• _TASK DESCRIPTION_: Pull every line containing "this" out of the material below.

• _INPUT DATA_:
....

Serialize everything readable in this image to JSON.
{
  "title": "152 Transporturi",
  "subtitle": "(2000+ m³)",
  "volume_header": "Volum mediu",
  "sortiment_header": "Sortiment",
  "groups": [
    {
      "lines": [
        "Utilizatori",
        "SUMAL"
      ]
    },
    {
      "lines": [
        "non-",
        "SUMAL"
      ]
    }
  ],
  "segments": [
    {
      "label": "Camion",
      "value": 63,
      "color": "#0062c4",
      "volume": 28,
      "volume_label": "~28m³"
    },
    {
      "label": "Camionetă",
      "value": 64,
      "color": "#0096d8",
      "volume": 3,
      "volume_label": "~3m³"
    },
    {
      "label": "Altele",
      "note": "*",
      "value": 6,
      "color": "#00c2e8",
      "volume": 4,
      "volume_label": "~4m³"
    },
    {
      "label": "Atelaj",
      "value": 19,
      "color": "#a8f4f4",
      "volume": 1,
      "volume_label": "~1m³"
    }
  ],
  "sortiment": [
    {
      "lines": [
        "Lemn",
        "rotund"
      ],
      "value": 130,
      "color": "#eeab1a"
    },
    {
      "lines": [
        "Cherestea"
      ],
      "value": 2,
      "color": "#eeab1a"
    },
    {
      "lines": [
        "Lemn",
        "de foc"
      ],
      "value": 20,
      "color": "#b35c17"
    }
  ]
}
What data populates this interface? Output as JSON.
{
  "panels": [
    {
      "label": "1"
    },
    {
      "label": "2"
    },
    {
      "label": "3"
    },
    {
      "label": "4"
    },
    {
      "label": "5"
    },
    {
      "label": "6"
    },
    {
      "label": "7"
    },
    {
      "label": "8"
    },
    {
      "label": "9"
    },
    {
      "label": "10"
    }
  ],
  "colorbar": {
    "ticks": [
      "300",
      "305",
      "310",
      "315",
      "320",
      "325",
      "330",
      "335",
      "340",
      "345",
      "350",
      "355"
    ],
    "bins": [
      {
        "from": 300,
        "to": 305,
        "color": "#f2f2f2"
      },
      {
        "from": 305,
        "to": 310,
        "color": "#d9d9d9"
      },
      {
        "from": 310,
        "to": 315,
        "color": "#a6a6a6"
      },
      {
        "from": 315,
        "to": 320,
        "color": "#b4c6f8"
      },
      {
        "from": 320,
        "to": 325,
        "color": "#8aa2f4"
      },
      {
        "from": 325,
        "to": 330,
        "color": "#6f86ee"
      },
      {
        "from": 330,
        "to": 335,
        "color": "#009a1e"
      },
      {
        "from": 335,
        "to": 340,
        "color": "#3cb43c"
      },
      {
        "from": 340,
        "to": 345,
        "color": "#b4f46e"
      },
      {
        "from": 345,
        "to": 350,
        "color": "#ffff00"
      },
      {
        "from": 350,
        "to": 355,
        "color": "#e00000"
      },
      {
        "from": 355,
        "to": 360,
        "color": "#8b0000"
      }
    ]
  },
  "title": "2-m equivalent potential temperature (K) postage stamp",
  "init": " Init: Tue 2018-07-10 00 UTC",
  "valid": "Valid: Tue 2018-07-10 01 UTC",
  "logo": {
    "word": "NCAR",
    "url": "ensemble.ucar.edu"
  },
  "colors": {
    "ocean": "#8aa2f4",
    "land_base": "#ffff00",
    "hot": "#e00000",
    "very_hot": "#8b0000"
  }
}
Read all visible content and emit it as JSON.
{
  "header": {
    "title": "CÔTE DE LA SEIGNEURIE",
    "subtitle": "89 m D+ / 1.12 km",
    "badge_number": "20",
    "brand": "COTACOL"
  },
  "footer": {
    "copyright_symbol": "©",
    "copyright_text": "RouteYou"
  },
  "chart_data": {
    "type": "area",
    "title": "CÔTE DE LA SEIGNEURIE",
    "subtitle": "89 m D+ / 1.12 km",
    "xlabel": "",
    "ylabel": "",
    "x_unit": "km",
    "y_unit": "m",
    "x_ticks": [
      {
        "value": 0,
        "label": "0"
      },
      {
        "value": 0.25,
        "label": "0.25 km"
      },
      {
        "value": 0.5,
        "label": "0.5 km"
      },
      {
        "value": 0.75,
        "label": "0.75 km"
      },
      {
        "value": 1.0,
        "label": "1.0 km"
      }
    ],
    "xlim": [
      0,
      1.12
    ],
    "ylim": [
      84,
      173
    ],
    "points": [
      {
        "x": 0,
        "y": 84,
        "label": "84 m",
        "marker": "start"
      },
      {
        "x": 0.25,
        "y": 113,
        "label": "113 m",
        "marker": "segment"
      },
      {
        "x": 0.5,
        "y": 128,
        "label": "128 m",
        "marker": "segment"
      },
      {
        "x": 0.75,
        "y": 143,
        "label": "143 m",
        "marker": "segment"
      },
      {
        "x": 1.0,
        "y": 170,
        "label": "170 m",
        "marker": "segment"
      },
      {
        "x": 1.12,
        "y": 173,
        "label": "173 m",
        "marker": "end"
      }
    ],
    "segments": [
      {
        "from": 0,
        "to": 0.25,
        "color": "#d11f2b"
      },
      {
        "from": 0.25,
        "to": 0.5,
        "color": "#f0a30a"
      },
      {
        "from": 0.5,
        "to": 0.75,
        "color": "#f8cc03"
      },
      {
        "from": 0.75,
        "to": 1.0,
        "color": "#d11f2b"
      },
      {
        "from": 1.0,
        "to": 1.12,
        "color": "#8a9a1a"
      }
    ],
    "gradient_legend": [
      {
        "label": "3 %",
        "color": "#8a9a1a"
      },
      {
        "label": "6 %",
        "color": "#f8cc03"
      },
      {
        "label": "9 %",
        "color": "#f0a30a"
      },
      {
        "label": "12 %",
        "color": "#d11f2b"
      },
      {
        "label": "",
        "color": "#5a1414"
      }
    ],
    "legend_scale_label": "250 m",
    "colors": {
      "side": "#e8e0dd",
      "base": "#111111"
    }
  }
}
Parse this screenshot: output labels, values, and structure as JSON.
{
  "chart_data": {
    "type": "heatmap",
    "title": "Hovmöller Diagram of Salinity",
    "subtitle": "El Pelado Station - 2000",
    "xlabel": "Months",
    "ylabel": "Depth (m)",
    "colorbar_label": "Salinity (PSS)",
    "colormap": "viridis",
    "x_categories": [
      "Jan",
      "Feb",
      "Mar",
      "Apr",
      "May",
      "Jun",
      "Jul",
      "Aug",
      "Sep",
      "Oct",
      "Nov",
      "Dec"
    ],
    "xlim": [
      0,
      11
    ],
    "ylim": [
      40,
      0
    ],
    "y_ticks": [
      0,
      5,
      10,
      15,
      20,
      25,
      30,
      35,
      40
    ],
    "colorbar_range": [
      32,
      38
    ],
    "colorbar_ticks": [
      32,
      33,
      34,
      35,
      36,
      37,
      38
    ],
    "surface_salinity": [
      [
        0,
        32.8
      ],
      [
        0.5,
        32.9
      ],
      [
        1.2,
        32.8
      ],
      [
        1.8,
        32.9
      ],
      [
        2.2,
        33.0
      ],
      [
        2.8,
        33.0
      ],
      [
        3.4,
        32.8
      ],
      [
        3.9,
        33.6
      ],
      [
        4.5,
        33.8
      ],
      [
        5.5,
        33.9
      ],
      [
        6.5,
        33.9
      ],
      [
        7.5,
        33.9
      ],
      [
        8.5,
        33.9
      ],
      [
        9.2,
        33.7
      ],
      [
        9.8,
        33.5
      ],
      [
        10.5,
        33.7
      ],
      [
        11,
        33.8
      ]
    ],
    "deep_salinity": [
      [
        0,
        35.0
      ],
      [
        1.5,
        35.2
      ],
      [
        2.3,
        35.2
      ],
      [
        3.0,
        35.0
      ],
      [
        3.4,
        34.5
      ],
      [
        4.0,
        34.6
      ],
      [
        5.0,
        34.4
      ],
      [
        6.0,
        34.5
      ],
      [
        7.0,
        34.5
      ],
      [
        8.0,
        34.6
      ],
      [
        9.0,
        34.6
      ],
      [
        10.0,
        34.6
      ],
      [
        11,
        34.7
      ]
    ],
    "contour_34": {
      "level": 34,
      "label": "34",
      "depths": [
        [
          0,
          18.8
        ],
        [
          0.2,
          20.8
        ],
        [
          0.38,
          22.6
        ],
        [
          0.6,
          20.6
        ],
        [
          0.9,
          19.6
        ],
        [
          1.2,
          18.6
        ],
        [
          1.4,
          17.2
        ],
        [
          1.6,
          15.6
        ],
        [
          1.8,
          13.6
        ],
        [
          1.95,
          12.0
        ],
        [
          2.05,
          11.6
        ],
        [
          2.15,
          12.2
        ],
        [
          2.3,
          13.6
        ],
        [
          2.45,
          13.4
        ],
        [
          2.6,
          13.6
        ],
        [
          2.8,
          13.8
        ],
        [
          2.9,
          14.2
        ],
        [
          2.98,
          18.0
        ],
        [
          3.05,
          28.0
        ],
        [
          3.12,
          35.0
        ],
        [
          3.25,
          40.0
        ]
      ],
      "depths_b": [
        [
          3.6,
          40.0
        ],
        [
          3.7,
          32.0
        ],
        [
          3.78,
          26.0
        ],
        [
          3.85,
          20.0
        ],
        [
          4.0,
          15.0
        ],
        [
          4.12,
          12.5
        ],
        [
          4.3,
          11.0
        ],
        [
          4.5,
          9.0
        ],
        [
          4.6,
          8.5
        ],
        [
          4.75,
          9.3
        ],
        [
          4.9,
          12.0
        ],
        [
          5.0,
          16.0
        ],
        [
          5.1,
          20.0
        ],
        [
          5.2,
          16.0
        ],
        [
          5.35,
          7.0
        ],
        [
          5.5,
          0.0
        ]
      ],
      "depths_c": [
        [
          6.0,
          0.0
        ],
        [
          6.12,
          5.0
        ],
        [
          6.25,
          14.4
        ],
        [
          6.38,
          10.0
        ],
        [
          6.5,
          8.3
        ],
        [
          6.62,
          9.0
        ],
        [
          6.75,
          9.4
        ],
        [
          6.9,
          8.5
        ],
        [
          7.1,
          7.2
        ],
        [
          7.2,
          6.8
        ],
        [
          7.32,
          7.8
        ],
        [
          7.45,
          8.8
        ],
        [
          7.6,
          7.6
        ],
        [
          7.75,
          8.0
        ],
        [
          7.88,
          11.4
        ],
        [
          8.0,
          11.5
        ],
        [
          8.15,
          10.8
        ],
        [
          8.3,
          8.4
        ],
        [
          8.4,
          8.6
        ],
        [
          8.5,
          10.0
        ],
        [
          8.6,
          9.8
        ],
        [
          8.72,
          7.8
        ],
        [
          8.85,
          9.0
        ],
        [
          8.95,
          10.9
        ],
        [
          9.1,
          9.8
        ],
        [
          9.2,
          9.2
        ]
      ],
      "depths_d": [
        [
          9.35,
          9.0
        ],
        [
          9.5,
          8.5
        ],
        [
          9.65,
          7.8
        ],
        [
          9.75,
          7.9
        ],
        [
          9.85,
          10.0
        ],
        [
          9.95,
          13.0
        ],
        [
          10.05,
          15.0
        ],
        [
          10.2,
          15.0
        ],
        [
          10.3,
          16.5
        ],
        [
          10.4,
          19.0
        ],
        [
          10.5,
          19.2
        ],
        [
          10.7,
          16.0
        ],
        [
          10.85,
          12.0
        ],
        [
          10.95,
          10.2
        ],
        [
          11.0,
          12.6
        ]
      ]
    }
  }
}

....

• _WRITTEN ANSWER_:
Serialize everything readable in this image to JSON.
What data populates this interface? Output as JSON.
Parse this screenshot: output labels, values, and structure as JSON.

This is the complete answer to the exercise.